* Instructions to follow:
Give only the number of lines in the data that include the string "curso".

BEGIN Data for processing

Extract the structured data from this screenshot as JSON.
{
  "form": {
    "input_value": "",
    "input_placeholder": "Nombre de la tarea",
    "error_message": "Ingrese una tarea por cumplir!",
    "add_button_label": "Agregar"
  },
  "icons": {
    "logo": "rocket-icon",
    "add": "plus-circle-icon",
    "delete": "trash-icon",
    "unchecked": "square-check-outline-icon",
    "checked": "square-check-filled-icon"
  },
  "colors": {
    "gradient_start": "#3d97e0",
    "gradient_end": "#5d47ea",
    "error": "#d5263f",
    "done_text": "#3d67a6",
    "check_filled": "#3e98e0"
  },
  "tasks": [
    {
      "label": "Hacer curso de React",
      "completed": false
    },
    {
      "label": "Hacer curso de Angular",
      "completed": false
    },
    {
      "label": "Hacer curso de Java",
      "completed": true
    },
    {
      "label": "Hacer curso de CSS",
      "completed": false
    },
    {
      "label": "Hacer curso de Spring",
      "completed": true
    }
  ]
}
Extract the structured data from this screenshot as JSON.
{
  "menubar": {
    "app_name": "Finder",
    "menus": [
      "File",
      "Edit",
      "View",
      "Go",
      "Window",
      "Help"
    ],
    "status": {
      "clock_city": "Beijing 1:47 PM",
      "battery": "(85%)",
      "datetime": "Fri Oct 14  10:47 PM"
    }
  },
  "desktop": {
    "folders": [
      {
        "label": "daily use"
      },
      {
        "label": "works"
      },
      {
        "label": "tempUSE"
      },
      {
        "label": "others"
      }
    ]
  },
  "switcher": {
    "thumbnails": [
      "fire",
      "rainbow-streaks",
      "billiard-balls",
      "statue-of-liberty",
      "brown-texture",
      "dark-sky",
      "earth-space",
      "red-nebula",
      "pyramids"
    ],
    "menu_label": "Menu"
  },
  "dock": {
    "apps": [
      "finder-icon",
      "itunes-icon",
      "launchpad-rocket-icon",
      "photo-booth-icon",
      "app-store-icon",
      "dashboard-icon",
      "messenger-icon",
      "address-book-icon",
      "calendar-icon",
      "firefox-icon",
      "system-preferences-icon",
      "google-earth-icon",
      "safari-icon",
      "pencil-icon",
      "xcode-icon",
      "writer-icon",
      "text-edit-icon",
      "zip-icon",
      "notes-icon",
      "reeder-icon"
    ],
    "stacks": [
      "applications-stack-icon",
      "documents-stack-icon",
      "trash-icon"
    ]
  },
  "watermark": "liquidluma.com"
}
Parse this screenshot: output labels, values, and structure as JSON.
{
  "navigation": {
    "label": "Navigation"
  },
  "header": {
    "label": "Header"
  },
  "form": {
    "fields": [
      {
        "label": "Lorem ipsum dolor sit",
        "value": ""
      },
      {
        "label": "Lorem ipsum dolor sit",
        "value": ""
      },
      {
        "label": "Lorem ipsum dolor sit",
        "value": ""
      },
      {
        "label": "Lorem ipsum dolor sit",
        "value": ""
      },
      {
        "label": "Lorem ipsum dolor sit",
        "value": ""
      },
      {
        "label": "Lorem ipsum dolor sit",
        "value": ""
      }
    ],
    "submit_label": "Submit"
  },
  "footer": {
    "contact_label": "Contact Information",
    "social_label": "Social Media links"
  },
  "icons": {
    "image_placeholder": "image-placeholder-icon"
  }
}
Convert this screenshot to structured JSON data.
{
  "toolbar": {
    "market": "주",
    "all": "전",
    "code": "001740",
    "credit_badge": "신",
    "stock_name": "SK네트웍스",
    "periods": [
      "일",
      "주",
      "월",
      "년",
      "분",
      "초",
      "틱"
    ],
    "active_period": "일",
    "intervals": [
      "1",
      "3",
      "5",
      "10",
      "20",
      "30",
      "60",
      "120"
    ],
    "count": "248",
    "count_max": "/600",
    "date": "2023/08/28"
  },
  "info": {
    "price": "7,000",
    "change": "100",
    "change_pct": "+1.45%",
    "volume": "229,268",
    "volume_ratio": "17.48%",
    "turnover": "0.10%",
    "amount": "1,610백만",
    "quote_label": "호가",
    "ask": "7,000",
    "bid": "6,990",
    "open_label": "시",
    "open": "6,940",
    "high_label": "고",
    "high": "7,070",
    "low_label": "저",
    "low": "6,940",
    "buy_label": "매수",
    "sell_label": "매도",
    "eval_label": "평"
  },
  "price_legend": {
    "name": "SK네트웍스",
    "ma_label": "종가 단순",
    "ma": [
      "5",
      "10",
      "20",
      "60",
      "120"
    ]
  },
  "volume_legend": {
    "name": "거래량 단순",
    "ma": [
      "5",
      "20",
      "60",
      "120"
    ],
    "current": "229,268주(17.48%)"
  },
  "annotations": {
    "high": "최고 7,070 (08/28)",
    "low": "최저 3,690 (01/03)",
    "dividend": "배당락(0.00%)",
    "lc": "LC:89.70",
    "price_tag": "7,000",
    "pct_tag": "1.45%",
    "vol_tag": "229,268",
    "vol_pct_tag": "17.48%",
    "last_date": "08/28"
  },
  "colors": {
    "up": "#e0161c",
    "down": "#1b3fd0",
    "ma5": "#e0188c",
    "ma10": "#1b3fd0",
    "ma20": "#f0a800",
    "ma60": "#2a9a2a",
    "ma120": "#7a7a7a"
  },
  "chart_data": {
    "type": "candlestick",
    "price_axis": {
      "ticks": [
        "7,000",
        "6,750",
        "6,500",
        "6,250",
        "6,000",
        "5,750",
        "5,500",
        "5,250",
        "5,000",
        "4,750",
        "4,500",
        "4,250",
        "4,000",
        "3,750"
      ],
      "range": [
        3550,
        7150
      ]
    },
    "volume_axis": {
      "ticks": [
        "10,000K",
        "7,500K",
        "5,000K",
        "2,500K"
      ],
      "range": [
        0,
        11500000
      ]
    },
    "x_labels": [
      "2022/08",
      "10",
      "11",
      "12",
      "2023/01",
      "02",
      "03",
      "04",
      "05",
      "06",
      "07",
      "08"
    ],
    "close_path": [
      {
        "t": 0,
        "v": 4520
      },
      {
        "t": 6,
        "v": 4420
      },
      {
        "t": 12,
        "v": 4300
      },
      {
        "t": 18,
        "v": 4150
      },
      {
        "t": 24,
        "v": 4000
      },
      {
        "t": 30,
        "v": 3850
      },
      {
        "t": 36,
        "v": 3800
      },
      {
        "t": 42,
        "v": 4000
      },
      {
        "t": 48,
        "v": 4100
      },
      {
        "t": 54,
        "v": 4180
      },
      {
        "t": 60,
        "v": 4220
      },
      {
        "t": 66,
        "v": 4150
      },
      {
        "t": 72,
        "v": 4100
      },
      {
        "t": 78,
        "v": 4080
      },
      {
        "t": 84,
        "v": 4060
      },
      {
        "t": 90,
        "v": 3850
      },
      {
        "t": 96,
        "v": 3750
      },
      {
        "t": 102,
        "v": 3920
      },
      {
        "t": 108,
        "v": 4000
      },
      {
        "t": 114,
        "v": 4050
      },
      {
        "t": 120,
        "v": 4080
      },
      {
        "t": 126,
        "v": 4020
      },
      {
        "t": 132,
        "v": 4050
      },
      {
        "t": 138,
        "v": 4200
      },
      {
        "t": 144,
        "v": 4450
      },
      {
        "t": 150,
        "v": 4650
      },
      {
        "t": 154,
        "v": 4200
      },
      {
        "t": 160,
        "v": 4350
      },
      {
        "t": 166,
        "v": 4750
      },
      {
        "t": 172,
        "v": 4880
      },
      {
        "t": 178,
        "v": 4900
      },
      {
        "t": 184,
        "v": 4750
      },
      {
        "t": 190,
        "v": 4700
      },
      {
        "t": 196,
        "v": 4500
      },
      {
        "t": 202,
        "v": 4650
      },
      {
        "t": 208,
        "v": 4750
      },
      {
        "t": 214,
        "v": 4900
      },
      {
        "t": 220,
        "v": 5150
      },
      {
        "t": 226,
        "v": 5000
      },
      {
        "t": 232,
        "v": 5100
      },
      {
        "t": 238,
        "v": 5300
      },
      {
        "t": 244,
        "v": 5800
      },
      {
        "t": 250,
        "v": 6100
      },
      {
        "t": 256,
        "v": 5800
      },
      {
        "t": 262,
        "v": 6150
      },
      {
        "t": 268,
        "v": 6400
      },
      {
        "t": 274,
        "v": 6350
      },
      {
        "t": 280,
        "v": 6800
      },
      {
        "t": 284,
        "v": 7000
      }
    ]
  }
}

END Data for processing

* The reply:
5